* Written problem *
Select the lines of the records containing the word "JSON" and list them.

* Extracted entries *
⁂

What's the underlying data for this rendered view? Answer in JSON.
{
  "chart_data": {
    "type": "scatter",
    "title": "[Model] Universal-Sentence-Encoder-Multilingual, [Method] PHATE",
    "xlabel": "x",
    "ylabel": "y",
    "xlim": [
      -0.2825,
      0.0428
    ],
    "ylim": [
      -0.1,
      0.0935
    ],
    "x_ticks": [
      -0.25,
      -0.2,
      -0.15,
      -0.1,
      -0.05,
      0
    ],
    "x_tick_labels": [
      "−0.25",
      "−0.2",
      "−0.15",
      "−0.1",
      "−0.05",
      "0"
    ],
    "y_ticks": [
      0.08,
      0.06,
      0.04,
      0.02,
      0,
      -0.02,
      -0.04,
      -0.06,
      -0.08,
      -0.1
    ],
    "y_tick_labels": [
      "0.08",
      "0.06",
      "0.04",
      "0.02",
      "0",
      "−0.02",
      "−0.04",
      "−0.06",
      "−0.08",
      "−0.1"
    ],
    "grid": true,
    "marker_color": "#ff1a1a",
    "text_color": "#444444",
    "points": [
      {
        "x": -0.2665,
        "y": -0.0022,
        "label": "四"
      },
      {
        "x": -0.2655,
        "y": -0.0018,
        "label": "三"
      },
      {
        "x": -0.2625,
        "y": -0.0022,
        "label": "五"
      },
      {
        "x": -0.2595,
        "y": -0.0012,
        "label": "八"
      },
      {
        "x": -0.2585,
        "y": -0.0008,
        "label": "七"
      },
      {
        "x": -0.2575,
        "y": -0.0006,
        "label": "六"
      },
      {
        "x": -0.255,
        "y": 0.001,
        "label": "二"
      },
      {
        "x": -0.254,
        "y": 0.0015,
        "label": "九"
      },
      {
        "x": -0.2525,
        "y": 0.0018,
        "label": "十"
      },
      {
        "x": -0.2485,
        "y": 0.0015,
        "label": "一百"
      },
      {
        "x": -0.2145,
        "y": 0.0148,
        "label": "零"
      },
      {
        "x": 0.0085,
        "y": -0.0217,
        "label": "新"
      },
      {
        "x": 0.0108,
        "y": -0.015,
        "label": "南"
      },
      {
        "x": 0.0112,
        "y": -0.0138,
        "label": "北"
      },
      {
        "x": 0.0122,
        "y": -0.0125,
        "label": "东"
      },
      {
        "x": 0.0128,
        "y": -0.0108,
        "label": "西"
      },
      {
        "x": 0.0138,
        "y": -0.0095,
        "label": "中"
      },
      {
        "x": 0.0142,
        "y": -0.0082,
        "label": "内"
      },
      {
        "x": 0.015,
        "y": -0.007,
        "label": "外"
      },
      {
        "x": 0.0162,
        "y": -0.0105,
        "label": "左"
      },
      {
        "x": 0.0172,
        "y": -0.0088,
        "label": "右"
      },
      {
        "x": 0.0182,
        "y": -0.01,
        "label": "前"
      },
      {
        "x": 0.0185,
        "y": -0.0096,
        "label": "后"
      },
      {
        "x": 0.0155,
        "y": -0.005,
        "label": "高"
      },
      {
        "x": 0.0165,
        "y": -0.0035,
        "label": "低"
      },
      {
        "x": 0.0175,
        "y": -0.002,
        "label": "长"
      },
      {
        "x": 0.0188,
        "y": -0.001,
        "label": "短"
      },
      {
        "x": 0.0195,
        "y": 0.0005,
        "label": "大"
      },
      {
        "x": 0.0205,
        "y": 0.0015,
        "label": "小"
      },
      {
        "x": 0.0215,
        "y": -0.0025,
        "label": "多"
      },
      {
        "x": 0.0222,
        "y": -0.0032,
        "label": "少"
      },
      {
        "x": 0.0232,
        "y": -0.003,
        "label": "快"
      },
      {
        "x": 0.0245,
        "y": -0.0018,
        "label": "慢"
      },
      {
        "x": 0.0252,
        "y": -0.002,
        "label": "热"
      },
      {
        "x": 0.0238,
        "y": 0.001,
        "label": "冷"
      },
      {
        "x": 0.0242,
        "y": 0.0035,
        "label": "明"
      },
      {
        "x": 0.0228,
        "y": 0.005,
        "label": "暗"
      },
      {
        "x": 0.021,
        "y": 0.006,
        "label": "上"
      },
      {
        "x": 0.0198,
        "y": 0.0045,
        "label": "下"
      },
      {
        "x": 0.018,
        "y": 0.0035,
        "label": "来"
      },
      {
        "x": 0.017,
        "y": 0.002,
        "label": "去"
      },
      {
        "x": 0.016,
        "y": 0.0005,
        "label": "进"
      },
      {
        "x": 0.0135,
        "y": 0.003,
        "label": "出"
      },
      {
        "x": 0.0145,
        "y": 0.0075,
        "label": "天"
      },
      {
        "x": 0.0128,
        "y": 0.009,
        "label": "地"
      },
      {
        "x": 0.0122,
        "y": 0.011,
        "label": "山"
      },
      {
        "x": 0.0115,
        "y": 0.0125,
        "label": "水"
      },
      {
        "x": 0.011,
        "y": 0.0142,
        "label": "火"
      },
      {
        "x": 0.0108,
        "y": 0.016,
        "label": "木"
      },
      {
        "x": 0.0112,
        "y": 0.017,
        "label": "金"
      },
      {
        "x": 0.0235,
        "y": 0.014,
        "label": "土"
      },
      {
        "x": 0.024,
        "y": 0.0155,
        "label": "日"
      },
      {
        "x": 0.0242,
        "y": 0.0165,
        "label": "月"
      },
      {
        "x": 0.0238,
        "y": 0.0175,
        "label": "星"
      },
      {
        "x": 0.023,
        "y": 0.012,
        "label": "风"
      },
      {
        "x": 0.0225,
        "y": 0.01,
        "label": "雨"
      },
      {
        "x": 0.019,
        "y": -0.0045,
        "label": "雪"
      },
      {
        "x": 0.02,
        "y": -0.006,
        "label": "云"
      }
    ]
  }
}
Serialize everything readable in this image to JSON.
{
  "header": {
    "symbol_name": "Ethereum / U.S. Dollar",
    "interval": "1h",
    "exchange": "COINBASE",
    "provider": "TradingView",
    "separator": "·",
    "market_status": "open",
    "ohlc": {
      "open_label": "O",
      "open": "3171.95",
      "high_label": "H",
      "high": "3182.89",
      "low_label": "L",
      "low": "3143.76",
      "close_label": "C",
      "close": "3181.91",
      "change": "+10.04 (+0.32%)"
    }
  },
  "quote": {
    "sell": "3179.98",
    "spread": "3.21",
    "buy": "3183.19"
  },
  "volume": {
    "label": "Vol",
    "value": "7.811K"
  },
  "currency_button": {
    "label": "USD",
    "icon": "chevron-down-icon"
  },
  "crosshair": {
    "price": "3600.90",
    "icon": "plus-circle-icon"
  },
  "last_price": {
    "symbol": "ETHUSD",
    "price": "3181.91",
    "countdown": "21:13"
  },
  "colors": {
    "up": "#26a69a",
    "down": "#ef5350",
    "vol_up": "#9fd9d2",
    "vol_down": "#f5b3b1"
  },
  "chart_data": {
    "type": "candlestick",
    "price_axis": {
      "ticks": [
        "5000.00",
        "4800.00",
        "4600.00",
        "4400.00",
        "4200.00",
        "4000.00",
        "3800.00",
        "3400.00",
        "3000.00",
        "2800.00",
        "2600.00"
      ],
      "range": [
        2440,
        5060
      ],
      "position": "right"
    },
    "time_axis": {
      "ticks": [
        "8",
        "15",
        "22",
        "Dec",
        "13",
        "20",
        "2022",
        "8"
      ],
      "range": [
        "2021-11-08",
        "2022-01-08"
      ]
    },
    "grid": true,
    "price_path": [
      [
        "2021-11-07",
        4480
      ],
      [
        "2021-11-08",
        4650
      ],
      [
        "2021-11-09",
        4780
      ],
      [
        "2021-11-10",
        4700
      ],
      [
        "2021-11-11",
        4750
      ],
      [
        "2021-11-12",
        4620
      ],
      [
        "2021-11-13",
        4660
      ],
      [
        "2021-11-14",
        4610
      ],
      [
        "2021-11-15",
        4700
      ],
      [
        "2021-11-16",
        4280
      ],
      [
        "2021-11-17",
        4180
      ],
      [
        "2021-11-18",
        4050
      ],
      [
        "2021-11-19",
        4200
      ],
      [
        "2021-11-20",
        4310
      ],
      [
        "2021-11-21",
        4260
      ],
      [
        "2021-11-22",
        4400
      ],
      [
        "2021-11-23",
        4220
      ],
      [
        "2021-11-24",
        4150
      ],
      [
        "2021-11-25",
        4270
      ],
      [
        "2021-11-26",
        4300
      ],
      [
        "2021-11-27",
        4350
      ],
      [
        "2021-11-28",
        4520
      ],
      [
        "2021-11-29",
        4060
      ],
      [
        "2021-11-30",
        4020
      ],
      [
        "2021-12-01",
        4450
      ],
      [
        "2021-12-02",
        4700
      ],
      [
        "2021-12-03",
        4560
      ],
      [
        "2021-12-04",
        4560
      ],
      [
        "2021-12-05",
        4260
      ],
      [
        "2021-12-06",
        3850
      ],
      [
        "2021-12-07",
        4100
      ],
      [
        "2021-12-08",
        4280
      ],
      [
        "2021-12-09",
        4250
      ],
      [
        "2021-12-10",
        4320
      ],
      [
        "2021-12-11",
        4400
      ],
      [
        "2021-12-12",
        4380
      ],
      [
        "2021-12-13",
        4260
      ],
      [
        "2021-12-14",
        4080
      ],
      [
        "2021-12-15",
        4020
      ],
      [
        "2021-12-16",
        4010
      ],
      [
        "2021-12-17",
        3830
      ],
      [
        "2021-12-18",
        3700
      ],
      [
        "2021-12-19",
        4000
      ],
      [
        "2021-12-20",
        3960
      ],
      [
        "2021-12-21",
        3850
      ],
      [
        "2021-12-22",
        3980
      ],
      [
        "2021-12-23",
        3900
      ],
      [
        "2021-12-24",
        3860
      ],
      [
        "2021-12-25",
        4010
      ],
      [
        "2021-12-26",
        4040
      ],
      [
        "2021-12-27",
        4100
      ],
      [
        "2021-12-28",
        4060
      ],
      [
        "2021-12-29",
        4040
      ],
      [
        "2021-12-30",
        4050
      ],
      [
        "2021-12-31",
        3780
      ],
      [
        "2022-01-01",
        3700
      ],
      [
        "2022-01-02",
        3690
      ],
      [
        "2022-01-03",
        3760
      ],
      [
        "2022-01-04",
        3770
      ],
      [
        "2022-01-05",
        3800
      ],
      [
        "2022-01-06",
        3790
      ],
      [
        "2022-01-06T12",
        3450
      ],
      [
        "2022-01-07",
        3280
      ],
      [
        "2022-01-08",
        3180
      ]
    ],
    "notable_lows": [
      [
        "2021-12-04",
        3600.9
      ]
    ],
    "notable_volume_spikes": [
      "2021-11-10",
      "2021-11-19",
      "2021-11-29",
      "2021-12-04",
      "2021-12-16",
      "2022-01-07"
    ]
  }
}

⁂

* Result for this exercise *
What's the underlying data for this rendered view? Answer in JSON.
Serialize everything readable in this image to JSON.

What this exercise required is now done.